━━━ RECORDS FOR THIS TASK ━━━

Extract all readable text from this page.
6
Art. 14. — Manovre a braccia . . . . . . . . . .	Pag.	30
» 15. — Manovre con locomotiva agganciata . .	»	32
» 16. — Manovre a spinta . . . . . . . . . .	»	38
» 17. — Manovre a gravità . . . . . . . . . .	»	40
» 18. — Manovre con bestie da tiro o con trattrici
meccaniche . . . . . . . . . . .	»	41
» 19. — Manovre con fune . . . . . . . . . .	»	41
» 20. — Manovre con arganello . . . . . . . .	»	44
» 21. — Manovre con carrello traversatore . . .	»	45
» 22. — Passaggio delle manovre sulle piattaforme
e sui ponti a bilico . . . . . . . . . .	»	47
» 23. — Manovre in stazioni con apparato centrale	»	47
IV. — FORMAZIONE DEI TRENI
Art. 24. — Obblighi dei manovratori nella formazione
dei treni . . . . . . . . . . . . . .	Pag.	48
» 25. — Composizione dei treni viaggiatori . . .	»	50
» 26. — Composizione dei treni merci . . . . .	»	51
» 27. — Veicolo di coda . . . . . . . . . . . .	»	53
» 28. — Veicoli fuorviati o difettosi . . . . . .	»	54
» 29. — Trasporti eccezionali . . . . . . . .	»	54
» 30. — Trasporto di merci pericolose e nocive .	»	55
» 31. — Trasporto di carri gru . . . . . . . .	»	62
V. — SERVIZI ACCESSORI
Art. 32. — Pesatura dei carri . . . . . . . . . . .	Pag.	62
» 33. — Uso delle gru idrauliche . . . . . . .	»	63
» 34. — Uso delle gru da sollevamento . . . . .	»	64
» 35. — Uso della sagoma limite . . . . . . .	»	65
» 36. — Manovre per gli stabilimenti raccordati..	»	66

━━━

*WHAT YOU SHOULD DO*
State how many lines hold the word "carri". The number is the whole answer.

*EXERCISE SOLUTION*
2